** begin DATASET CONTENT **

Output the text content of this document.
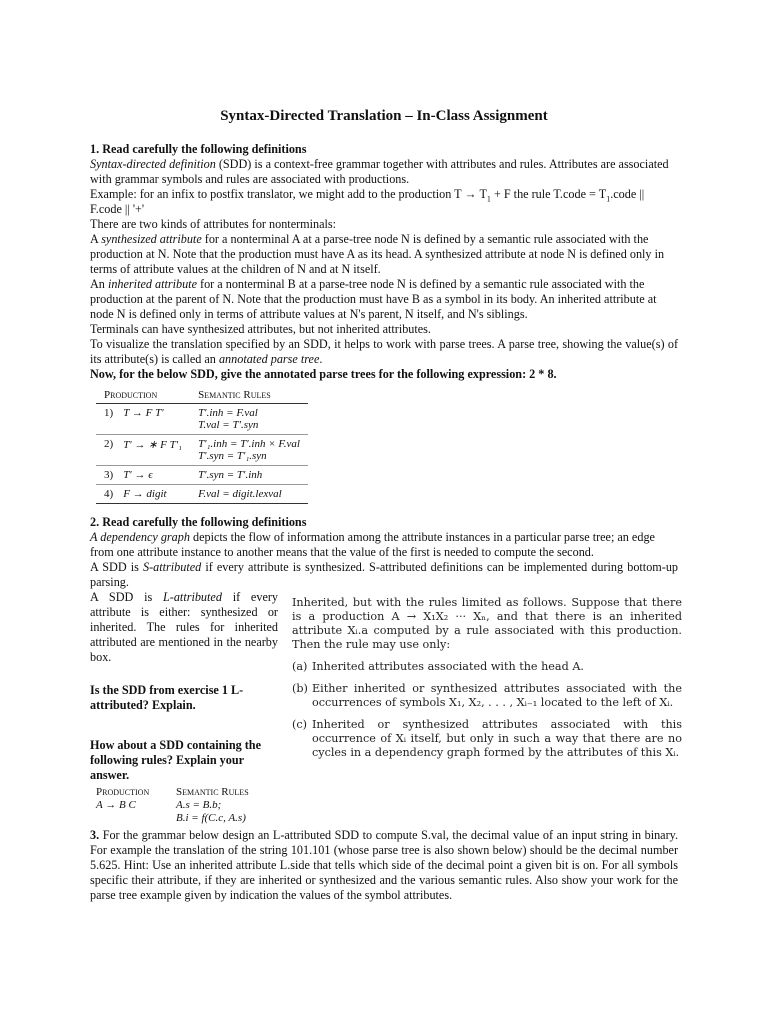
Syntax-Directed Translation – In-Class Assignment

1. Read carefully the following definitions

Syntax-directed definition (SDD) is a context-free grammar together with attributes and rules. Attributes are associated with grammar symbols and rules are associated with productions.

Example: for an infix to postfix translator, we might add to the production $T \to T_1 + F$ the rule T.code = $T_1.code$ || F.code || '+'

There are two kinds of attributes for nonterminals:

A synthesized attribute for a nonterminal A at a parse-tree node N is defined by a semantic rule associated with the production at N. Note that the production must have A as its head. A synthesized attribute at node N is defined only in terms of attribute values at the children of N and at N itself.

An inherited attribute for a nonterminal B at a parse-tree node N is defined by a semantic rule associated with the production at the parent of N. Note that the production must have B as a symbol in its body. An inherited attribute at node N is defined only in terms of attribute values at N's parent, N itself, and N's siblings.

Terminals can have synthesized attributes, but not inherited attributes.

To visualize the translation specified by an SDD, it helps to work with parse trees. A parse tree, showing the value(s) of its attribute(s) is called an annotated parse tree.

Now, for the below SDD, give the annotated parse trees for the following expression: 2 * 8.

Production		Semantic Rules
1)	T → F T′	T′.inh = F.val
T.val = T′.syn

2)	T′ → ∗ F T′₁	T′₁.inh = T′.inh × F.val
T′.syn = T′₁.syn

3)	T′ → ϵ	T′.syn = T′.inh

4)	F → digit	F.val = digit.lexval

2. Read carefully the following definitions

A dependency graph depicts the flow of information among the attribute instances in a particular parse tree; an edge from one attribute instance to another means that the value of the first is needed to compute the second.

A SDD is S-attributed if every attribute is synthesized. S-attributed definitions can be implemented during bottom-up parsing.

A SDD is L-attributed if every attribute is either: synthesized or inherited. The rules for inherited attributed are mentioned in the nearby box.
Is the SDD from exercise 1 L-attributed? Explain.
How about a SDD containing the following rules? Explain your answer.

Inherited, but with the rules limited as follows. Suppose that there is a production A → X₁X₂ ··· Xₙ, and that there is an inherited attribute Xᵢ.a computed by a rule associated with this production. Then the rule may use only:

(a) Inherited attributes associated with the head A.
(b) Either inherited or synthesized attributes associated with the occurrences of symbols X₁, X₂, . . . , Xᵢ₋₁ located to the left of Xᵢ.
(c) Inherited or synthesized attributes associated with this occurrence of Xᵢ itself, but only in such a way that there are no cycles in a dependency graph formed by the attributes of this Xᵢ.
Production	Semantic Rules
A → B C	A.s = B.b;
B.i = f(C.c, A.s)
3. For the grammar below design an L-attributed SDD to compute S.val, the decimal value of an input string in binary. For example the translation of the string 101.101 (whose parse tree is also shown below) should be the decimal number 5.625. Hint: Use an inherited attribute L.side that tells which side of the decimal point a given bit is on. For all symbols specific their attribute, if they are inherited or synthesized and the various semantic rules. Also show your work for the parse tree example given by indication the values of the symbol attributes.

** end DATASET CONTENT **

**EXERCISE DIRECTIONS**
Return each line of the data, keeping its wording exact and omitting pictures.

**EXERCISE OUTPUT**
Output the text content of this document.
Syntax-Directed Translation – In-Class Assignment

1. Read carefully the following definitions

Syntax-directed definition (SDD) is a context-free grammar together with attributes and rules. Attributes are associated with grammar symbols and rules are associated with productions.

Example: for an infix to postfix translator, we might add to the production $T \to T_1 + F$ the rule T.code = $T_1.code$ || F.code || '+'

There are two kinds of attributes for nonterminals:

A synthesized attribute for a nonterminal A at a parse-tree node N is defined by a semantic rule associated with the production at N. Note that the production must have A as its head. A synthesized attribute at node N is defined only in terms of attribute values at the children of N and at N itself.

An inherited attribute for a nonterminal B at a parse-tree node N is defined by a semantic rule associated with the production at the parent of N. Note that the production must have B as a symbol in its body. An inherited attribute at node N is defined only in terms of attribute values at N's parent, N itself, and N's siblings.

Terminals can have synthesized attributes, but not inherited attributes.

To visualize the translation specified by an SDD, it helps to work with parse trees. A parse tree, showing the value(s) of its attribute(s) is called an annotated parse tree.

Now, for the below SDD, give the annotated parse trees for the following expression: 2 * 8.

Production		Semantic Rules
1)	T → F T′	T′.inh = F.val
T.val = T′.syn

2)	T′ → ∗ F T′₁	T′₁.inh = T′.inh × F.val
T′.syn = T′₁.syn

3)	T′ → ϵ	T′.syn = T′.inh

4)	F → digit	F.val = digit.lexval

2. Read carefully the following definitions

A dependency graph depicts the flow of information among the attribute instances in a particular parse tree; an edge from one attribute instance to another means that the value of the first is needed to compute the second.

A SDD is S-attributed if every attribute is synthesized. S-attributed definitions can be implemented during bottom-up parsing.

A SDD is L-attributed if every attribute is either: synthesized or inherited. The rules for inherited attributed are mentioned in the nearby box.
Is the SDD from exercise 1 L-attributed? Explain.
How about a SDD containing the following rules? Explain your answer.

Inherited, but with the rules limited as follows. Suppose that there is a production A → X₁X₂ ··· Xₙ, and that there is an inherited attribute Xᵢ.a computed by a rule associated with this production. Then the rule may use only:

(a) Inherited attributes associated with the head A.
(b) Either inherited or synthesized attributes associated with the occurrences of symbols X₁, X₂, . . . , Xᵢ₋₁ located to the left of Xᵢ.
(c) Inherited or synthesized attributes associated with this occurrence of Xᵢ itself, but only in such a way that there are no cycles in a dependency graph formed by the attributes of this Xᵢ.
Production	Semantic Rules
A → B C	A.s = B.b;
B.i = f(C.c, A.s)
3. For the grammar below design an L-attributed SDD to compute S.val, the decimal value of an input string in binary. For example the translation of the string 101.101 (whose parse tree is also shown below) should be the decimal number 5.625. Hint: Use an inherited attribute L.side that tells which side of the decimal point a given bit is on. For all symbols specific their attribute, if they are inherited or synthesized and the various semantic rules. Also show your work for the parse tree example given by indication the values of the symbol attributes.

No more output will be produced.